Written task =>
Repeat all the records exactly, omitting pictures.

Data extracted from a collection
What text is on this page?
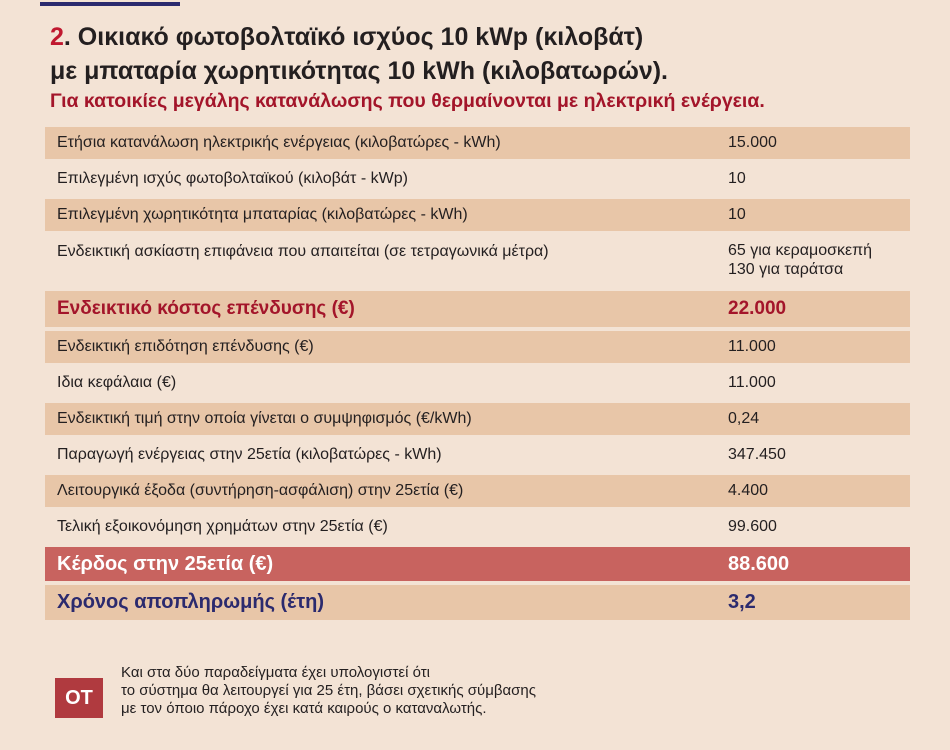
2. Οικιακό φωτοβολταϊκό ισχύος 10 kWp (κιλοβάτ)
με μπαταρία χωρητικότητας 10 kWh (κιλοβατωρών).
Για κατοικίες μεγάλης κατανάλωσης που θερμαίνονται με ηλεκτρική ενέργεια.
Ετήσια κατανάλωση ηλεκτρικής ενέργειας (κιλοβατώρες - kWh)	15.000
Επιλεγμένη ισχύς φωτοβολταϊκού (κιλοβάτ - kWp)	10
Επιλεγμένη χωρητικότητα μπαταρίας (κιλοβατώρες - kWh)	10
Ενδεικτική ασκίαστη επιφάνεια που απαιτείται (σε τετραγωνικά μέτρα)	65 για κεραμοσκεπή
130 για ταράτσα
Ενδεικτικό κόστος επένδυσης (€)	22.000
Ενδεικτική επιδότηση επένδυσης (€)	11.000
Ιδια κεφάλαια (€)	11.000
Ενδεικτική τιμή στην οποία γίνεται ο συμψηφισμός (€/kWh)	0,24
Παραγωγή ενέργειας στην 25ετία (κιλοβατώρες - kWh)	347.450
Λειτουργικά έξοδα (συντήρηση-ασφάλιση) στην 25ετία (€)	4.400
Τελική εξοικονόμηση χρημάτων στην 25ετία (€)	99.600
Κέρδος στην 25ετία (€)	88.600
Χρόνος αποπληρωμής (έτη)	3,2
OT
Και στα δύο παραδείγματα έχει υπολογιστεί ότι
το σύστημα θα λειτουργεί για 25 έτη, βάσει σχετικής σύμβασης
με τον όποιο πάροχο έχει κατά καιρούς ο καταναλωτής.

Output of the task =>
What text is on this page?
2. Οικιακό φωτοβολταϊκό ισχύος 10 kWp (κιλοβάτ)
με μπαταρία χωρητικότητας 10 kWh (κιλοβατωρών).
Για κατοικίες μεγάλης κατανάλωσης που θερμαίνονται με ηλεκτρική ενέργεια.
Ετήσια κατανάλωση ηλεκτρικής ενέργειας (κιλοβατώρες - kWh)	15.000
Επιλεγμένη ισχύς φωτοβολταϊκού (κιλοβάτ - kWp)	10
Επιλεγμένη χωρητικότητα μπαταρίας (κιλοβατώρες - kWh)	10
Ενδεικτική ασκίαστη επιφάνεια που απαιτείται (σε τετραγωνικά μέτρα)	65 για κεραμοσκεπή
130 για ταράτσα
Ενδεικτικό κόστος επένδυσης (€)	22.000
Ενδεικτική επιδότηση επένδυσης (€)	11.000
Ιδια κεφάλαια (€)	11.000
Ενδεικτική τιμή στην οποία γίνεται ο συμψηφισμός (€/kWh)	0,24
Παραγωγή ενέργειας στην 25ετία (κιλοβατώρες - kWh)	347.450
Λειτουργικά έξοδα (συντήρηση-ασφάλιση) στην 25ετία (€)	4.400
Τελική εξοικονόμηση χρημάτων στην 25ετία (€)	99.600
Κέρδος στην 25ετία (€)	88.600
Χρόνος αποπληρωμής (έτη)	3,2
OT
Και στα δύο παραδείγματα έχει υπολογιστεί ότι
το σύστημα θα λειτουργεί για 25 έτη, βάσει σχετικής σύμβασης
με τον όποιο πάροχο έχει κατά καιρούς ο καταναλωτής.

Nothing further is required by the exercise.